◆ SHORT PROBLEM ◆
Going through the material below, please gather all lines with the word "color" in them.

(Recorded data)
* START *

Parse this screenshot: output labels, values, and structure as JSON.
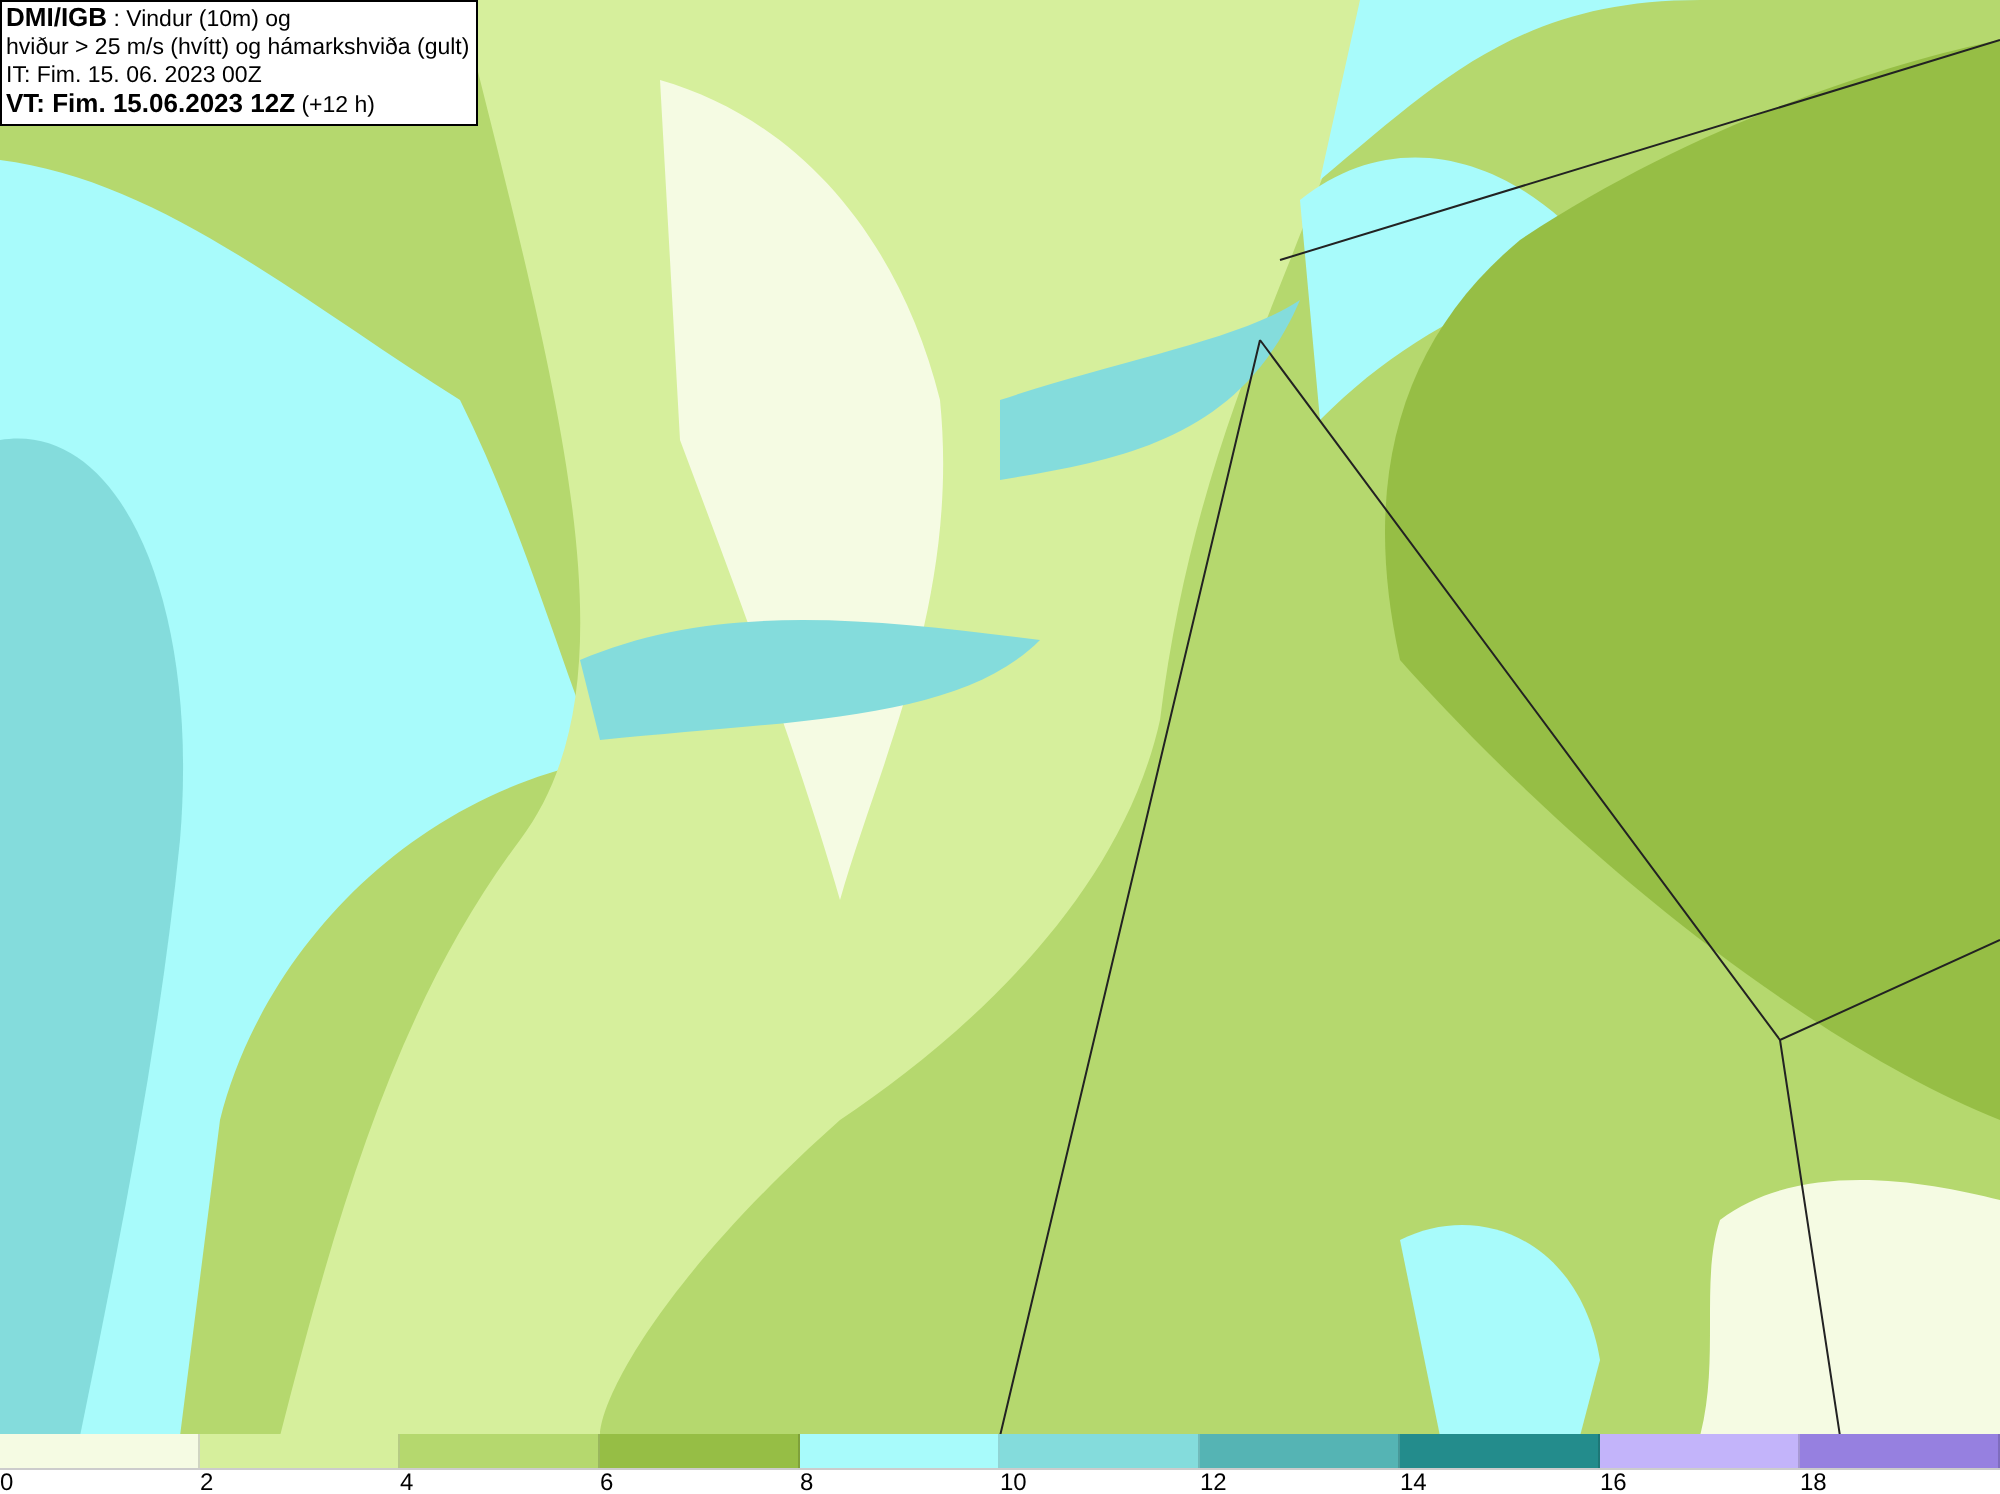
{
  "header": {
    "lines": [
      "**DMI/IGB** : Vindur (10m) og",
      "hviður > 25 m/s (hvítt) og hámarkshviða (gult)",
      "IT: Fim. 15. 06. 2023 00Z",
      "**VT: Fim. 15.06.2023 12Z** (+12 h)"
    ]
  },
  "legend": {
    "bins": [
      {
        "color": "#f5fbe3"
      },
      {
        "color": "#d6ef9c"
      },
      {
        "color": "#b5d86e"
      },
      {
        "color": "#96be45"
      },
      {
        "color": "#a8fbfb"
      },
      {
        "color": "#84dcdc"
      },
      {
        "color": "#55b4b4"
      },
      {
        "color": "#238c8c"
      },
      {
        "color": "#c3b4fa"
      },
      {
        "color": "#9680e0"
      }
    ],
    "ticks": [
      "0",
      "2",
      "4",
      "6",
      "8",
      "10",
      "12",
      "14",
      "16",
      "18"
    ]
  }
}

* END *

◆ EXERCISE RESULT ◆
        "color": "#f5fbe3"
        "color": "#d6ef9c"
        "color": "#b5d86e"
        "color": "#96be45"
        "color": "#a8fbfb"
        "color": "#84dcdc"
        "color": "#55b4b4"
        "color": "#238c8c"
        "color": "#c3b4fa"
        "color": "#9680e0"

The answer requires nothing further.